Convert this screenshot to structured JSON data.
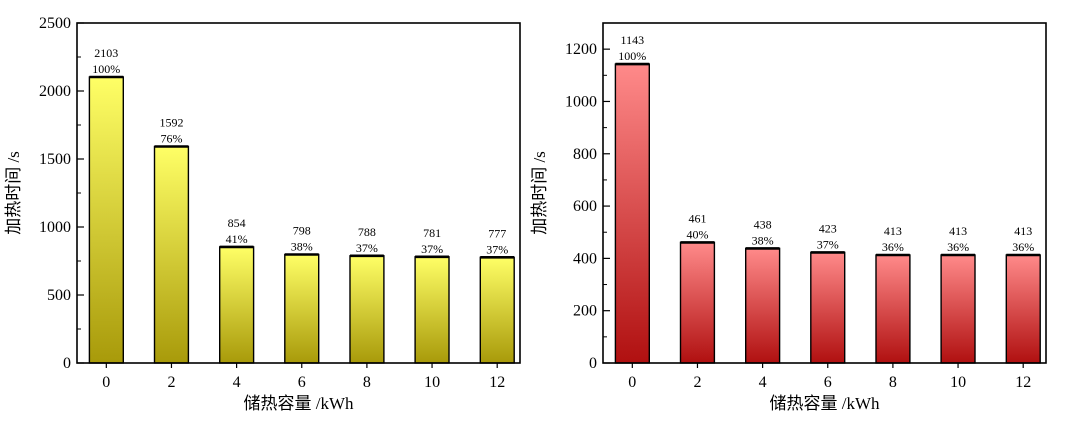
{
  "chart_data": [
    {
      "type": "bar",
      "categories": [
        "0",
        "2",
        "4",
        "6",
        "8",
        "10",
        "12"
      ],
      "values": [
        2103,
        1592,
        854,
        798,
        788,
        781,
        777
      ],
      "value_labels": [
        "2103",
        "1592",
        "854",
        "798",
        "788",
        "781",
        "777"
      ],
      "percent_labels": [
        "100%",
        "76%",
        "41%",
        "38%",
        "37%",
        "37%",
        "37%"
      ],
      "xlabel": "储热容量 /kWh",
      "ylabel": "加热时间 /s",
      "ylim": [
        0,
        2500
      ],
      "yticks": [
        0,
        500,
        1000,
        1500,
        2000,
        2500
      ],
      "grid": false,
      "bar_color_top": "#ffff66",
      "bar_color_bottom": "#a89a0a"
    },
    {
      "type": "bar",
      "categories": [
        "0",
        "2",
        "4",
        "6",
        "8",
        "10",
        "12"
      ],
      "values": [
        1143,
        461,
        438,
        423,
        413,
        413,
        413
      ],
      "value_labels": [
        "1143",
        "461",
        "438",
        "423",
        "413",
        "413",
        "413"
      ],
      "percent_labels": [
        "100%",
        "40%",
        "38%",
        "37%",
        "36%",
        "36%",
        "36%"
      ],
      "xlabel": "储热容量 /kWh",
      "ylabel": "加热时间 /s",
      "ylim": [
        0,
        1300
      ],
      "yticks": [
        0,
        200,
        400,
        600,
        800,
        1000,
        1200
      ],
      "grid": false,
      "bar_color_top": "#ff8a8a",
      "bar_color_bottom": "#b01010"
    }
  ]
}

━━━━

#### [WHAT THIS TASK INVOLVES]
Go through the material above and print all of it exactly, except the pictures.

#### [RESULT OF THIS TASK]
Convert this screenshot to structured JSON data.
{
  "chart_data": [
    {
      "type": "bar",
      "categories": [
        "0",
        "2",
        "4",
        "6",
        "8",
        "10",
        "12"
      ],
      "values": [
        2103,
        1592,
        854,
        798,
        788,
        781,
        777
      ],
      "value_labels": [
        "2103",
        "1592",
        "854",
        "798",
        "788",
        "781",
        "777"
      ],
      "percent_labels": [
        "100%",
        "76%",
        "41%",
        "38%",
        "37%",
        "37%",
        "37%"
      ],
      "xlabel": "储热容量 /kWh",
      "ylabel": "加热时间 /s",
      "ylim": [
        0,
        2500
      ],
      "yticks": [
        0,
        500,
        1000,
        1500,
        2000,
        2500
      ],
      "grid": false,
      "bar_color_top": "#ffff66",
      "bar_color_bottom": "#a89a0a"
    },
    {
      "type": "bar",
      "categories": [
        "0",
        "2",
        "4",
        "6",
        "8",
        "10",
        "12"
      ],
      "values": [
        1143,
        461,
        438,
        423,
        413,
        413,
        413
      ],
      "value_labels": [
        "1143",
        "461",
        "438",
        "423",
        "413",
        "413",
        "413"
      ],
      "percent_labels": [
        "100%",
        "40%",
        "38%",
        "37%",
        "36%",
        "36%",
        "36%"
      ],
      "xlabel": "储热容量 /kWh",
      "ylabel": "加热时间 /s",
      "ylim": [
        0,
        1300
      ],
      "yticks": [
        0,
        200,
        400,
        600,
        800,
        1000,
        1200
      ],
      "grid": false,
      "bar_color_top": "#ff8a8a",
      "bar_color_bottom": "#b01010"
    }
  ]
}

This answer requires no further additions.